Given request A
Write out again the part of the entries that opens with their first line and closes with the line containing "997, 670, 1045]", with both of those lines included.

[time-nuts] NTP to discipline Raspberry Pi

Hal Murray hmurray at megapathdsl.net
Fri Jul 26 13:13:57 EDT 2013


mc235960 at gmail.com said:
>   Most interesting.  I do however have an issue with your wording.
> "Already, this tells us that the smallest meaningful timestamp resolution on
> the Pi is 1 microsecond."

>   Timer resolution may be limited ( I haven't trawled the code), but
> timestamps are supported to nanosecond resolution as timespec{} is 64 bits.
> and clock_gettime() returns that.

Right.  But if you read the clock many times in a row, you will get several 
copies of the same value followed by several copies of the next value...

There are two different ideas here.  One is do you see low bits (below 
microsecond) when you read the clock.  The other is what size are the steps 
between values that you see.

Provided data
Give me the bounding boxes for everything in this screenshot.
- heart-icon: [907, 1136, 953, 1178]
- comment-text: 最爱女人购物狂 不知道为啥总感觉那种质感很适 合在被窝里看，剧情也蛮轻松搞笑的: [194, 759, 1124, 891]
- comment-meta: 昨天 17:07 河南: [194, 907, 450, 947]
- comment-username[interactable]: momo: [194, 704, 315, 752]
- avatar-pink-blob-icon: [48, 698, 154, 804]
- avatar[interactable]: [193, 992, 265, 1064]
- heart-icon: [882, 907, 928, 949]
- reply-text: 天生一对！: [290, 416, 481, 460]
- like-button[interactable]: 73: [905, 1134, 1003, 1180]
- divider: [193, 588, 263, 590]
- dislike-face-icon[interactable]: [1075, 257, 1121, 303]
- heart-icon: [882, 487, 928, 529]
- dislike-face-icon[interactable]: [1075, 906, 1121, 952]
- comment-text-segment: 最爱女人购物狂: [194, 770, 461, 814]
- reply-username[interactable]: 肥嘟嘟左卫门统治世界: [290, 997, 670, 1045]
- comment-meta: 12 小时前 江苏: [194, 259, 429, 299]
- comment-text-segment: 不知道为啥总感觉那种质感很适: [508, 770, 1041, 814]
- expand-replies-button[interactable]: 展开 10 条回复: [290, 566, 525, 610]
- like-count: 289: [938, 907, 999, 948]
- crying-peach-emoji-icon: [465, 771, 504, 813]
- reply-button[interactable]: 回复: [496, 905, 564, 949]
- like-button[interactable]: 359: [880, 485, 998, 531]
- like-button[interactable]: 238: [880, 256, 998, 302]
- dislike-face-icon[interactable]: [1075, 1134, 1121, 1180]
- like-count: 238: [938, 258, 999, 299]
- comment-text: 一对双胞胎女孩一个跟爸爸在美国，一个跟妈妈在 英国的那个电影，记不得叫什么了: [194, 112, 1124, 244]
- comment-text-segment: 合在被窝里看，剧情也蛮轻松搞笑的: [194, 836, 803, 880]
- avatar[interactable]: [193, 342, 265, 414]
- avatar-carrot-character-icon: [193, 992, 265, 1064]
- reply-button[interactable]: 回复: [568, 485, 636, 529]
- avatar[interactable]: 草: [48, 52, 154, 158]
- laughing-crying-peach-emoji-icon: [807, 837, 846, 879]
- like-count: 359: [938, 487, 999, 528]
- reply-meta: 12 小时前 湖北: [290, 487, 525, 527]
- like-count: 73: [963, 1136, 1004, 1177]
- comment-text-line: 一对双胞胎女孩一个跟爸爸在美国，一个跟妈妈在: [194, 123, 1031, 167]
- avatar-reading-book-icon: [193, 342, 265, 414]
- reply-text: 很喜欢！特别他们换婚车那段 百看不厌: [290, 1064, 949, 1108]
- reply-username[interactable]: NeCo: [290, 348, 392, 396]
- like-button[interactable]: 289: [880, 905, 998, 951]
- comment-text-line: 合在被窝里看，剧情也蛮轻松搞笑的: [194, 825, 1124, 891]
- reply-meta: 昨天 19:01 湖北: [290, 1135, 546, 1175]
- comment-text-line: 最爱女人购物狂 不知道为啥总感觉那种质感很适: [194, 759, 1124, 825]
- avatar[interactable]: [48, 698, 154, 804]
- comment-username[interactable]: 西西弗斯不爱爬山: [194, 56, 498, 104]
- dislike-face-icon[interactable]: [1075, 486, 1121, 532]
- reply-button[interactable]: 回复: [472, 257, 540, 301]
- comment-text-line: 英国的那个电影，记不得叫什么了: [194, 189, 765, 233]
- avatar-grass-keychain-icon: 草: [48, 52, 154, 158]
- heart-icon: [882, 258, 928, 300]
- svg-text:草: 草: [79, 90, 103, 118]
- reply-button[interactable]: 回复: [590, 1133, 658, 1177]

Given request B
Decide whether each statement agrees with the post on Raspberry Pi clock resolution. Answer yes or no for each, and quote the words of the post that decide it.
(i) The message is dated July 26, 2013.
(ii) The quoted writer states that timespec{} is 32 bits.
(iii) The reply states that reading the clock many times in a row gives a new value on every read.

Task result A
Give me the bounding boxes for everything in this screenshot.
- heart-icon: [907, 1136, 953, 1178]
- comment-text: 最爱女人购物狂 不知道为啥总感觉那种质感很适 合在被窝里看，剧情也蛮轻松搞笑的: [194, 759, 1124, 891]
- comment-meta: 昨天 17:07 河南: [194, 907, 450, 947]
- comment-username[interactable]: momo: [194, 704, 315, 752]
- avatar-pink-blob-icon: [48, 698, 154, 804]
- avatar[interactable]: [193, 992, 265, 1064]
- heart-icon: [882, 907, 928, 949]
- reply-text: 天生一对！: [290, 416, 481, 460]
- like-button[interactable]: 73: [905, 1134, 1003, 1180]
- divider: [193, 588, 263, 590]
- dislike-face-icon[interactable]: [1075, 257, 1121, 303]
- heart-icon: [882, 487, 928, 529]
- dislike-face-icon[interactable]: [1075, 906, 1121, 952]
- comment-text-segment: 最爱女人购物狂: [194, 770, 461, 814]
- reply-username[interactable]: 肥嘟嘟左卫门统治世界: [290, 997, 670, 1045]

Task result B
(i) Yes: "Fri Jul 26 13:13:57 EDT 2013"
(ii) No: "timespec{} is 64 bits."
(iii) No: "you will get several copies of the same value followed by several copies of the next value..."